● Problem to work on
Reproduce all the entries exactly and keep the pictures out.

Data entries:
'''
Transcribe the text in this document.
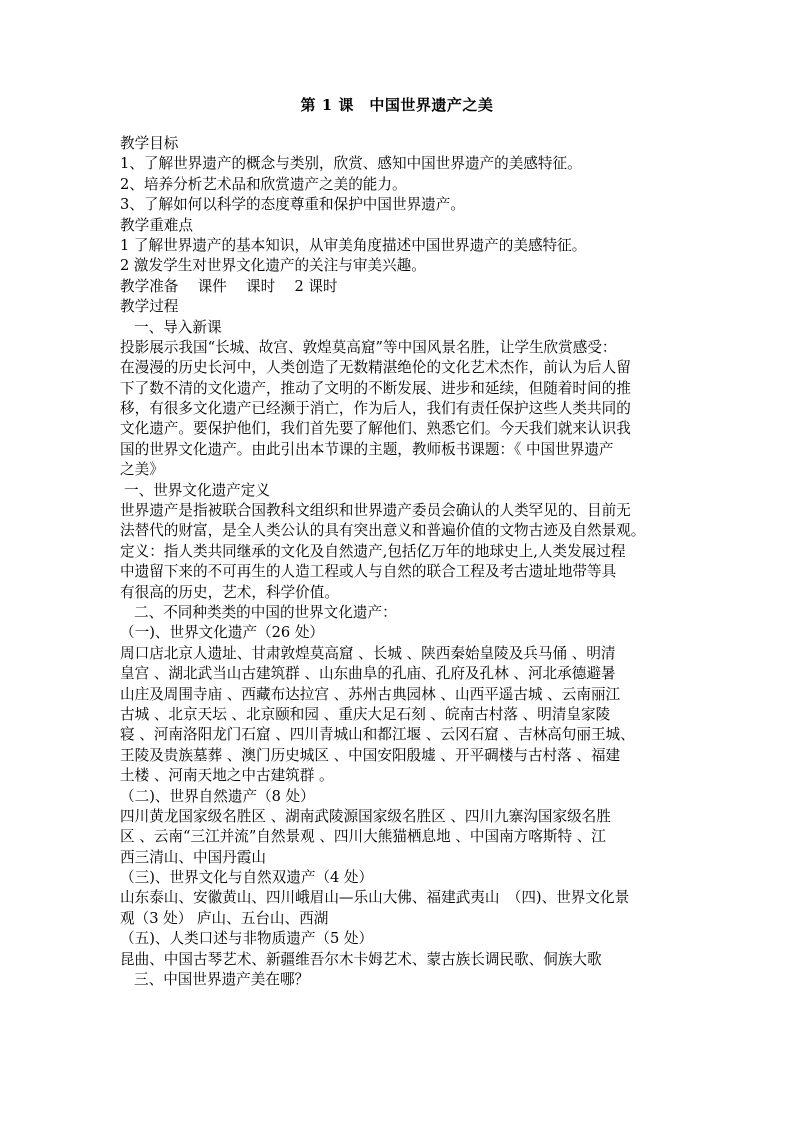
第 1 课　中国世界遗产之美
教学目标
1、了解世界遗产的概念与类别，欣赏、感知中国世界遗产的美感特征。
2、培养分析艺术品和欣赏遗产之美的能力。
3、了解如何以科学的态度尊重和保护中国世界遗产。
教学重难点
1 了解世界遗产的基本知识，从审美角度描述中国世界遗产的美感特征。
2 激发学生对世界文化遗产的关注与审美兴趣。
教学准备　 课件　 课时　 2 课时
教学过程
一、导入新课
投影展示我国“长城、故宫、敦煌莫高窟”等中国风景名胜，让学生欣赏感受：
在漫漫的历史长河中，人类创造了无数精湛绝伦的文化艺术杰作，前认为后人留
下了数不清的文化遗产，推动了文明的不断发展、进步和延续，但随着时间的推
移，有很多文化遗产已经濒于消亡，作为后人，我们有责任保护这些人类共同的
文化遗产。要保护他们，我们首先要了解他们、熟悉它们。今天我们就来认识我
国的世界文化遗产。由此引出本节课的主题，教师板书课题：《 中国世界遗产
之美》
一、世界文化遗产定义
世界遗产是指被联合国教科文组织和世界遗产委员会确认的人类罕见的、目前无
法替代的财富，是全人类公认的具有突出意义和普遍价值的文物古迹及自然景观。
定义：指人类共同继承的文化及自然遗产,包括亿万年的地球史上,人类发展过程
中遗留下来的不可再生的人造工程或人与自然的联合工程及考古遗址地带等具
有很高的历史，艺术，科学价值。
二、不同种类类的中国的世界文化遗产：
（一)、世界文化遗产（26 处）
周口店北京人遗址、甘肃敦煌莫高窟 、长城 、陕西秦始皇陵及兵马俑 、明清
皇宫 、湖北武当山古建筑群 、山东曲阜的孔庙、孔府及孔林 、河北承德避暑
山庄及周围寺庙 、西藏布达拉宫 、苏州古典园林 、山西平遥古城 、云南丽江
古城 、北京天坛 、北京颐和园 、重庆大足石刻 、皖南古村落 、明清皇家陵
寝 、河南洛阳龙门石窟 、四川青城山和都江堰 、云冈石窟 、吉林高句丽王城、
王陵及贵族墓葬 、澳门历史城区 、中国安阳殷墟 、开平碉楼与古村落 、福建
土楼 、河南天地之中古建筑群 。
（二)、世界自然遗产（8 处）
四川黄龙国家级名胜区 、湖南武陵源国家级名胜区 、四川九寨沟国家级名胜
区 、云南“三江并流”自然景观 、四川大熊猫栖息地 、中国南方喀斯特 、江
西三清山、中国丹霞山
（三)、世界文化与自然双遗产（4 处）
山东泰山、安徽黄山、四川峨眉山—乐山大佛、福建武夷山　（四)、世界文化景
观（3 处） 庐山、五台山、西湖
（五)、人类口述与非物质遗产（5 处）
昆曲、中国古琴艺术、新疆维吾尔木卡姆艺术、蒙古族长调民歌、侗族大歌
三、中国世界遗产美在哪？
'''
● Result
Transcribe the text in this document.
第 1 课　中国世界遗产之美
教学目标
1、了解世界遗产的概念与类别，欣赏、感知中国世界遗产的美感特征。
2、培养分析艺术品和欣赏遗产之美的能力。
3、了解如何以科学的态度尊重和保护中国世界遗产。
教学重难点
1 了解世界遗产的基本知识，从审美角度描述中国世界遗产的美感特征。
2 激发学生对世界文化遗产的关注与审美兴趣。
教学准备　 课件　 课时　 2 课时
教学过程
一、导入新课
投影展示我国“长城、故宫、敦煌莫高窟”等中国风景名胜，让学生欣赏感受：
在漫漫的历史长河中，人类创造了无数精湛绝伦的文化艺术杰作，前认为后人留
下了数不清的文化遗产，推动了文明的不断发展、进步和延续，但随着时间的推
移，有很多文化遗产已经濒于消亡，作为后人，我们有责任保护这些人类共同的
文化遗产。要保护他们，我们首先要了解他们、熟悉它们。今天我们就来认识我
国的世界文化遗产。由此引出本节课的主题，教师板书课题：《 中国世界遗产
之美》
一、世界文化遗产定义
世界遗产是指被联合国教科文组织和世界遗产委员会确认的人类罕见的、目前无
法替代的财富，是全人类公认的具有突出意义和普遍价值的文物古迹及自然景观。
定义：指人类共同继承的文化及自然遗产,包括亿万年的地球史上,人类发展过程
中遗留下来的不可再生的人造工程或人与自然的联合工程及考古遗址地带等具
有很高的历史，艺术，科学价值。
二、不同种类类的中国的世界文化遗产：
（一)、世界文化遗产（26 处）
周口店北京人遗址、甘肃敦煌莫高窟 、长城 、陕西秦始皇陵及兵马俑 、明清
皇宫 、湖北武当山古建筑群 、山东曲阜的孔庙、孔府及孔林 、河北承德避暑
山庄及周围寺庙 、西藏布达拉宫 、苏州古典园林 、山西平遥古城 、云南丽江
古城 、北京天坛 、北京颐和园 、重庆大足石刻 、皖南古村落 、明清皇家陵
寝 、河南洛阳龙门石窟 、四川青城山和都江堰 、云冈石窟 、吉林高句丽王城、
王陵及贵族墓葬 、澳门历史城区 、中国安阳殷墟 、开平碉楼与古村落 、福建
土楼 、河南天地之中古建筑群 。
（二)、世界自然遗产（8 处）
四川黄龙国家级名胜区 、湖南武陵源国家级名胜区 、四川九寨沟国家级名胜
区 、云南“三江并流”自然景观 、四川大熊猫栖息地 、中国南方喀斯特 、江
西三清山、中国丹霞山
（三)、世界文化与自然双遗产（4 处）
山东泰山、安徽黄山、四川峨眉山—乐山大佛、福建武夷山　（四)、世界文化景
观（3 处） 庐山、五台山、西湖
（五)、人类口述与非物质遗产（5 处）
昆曲、中国古琴艺术、新疆维吾尔木卡姆艺术、蒙古族长调民歌、侗族大歌
三、中国世界遗产美在哪？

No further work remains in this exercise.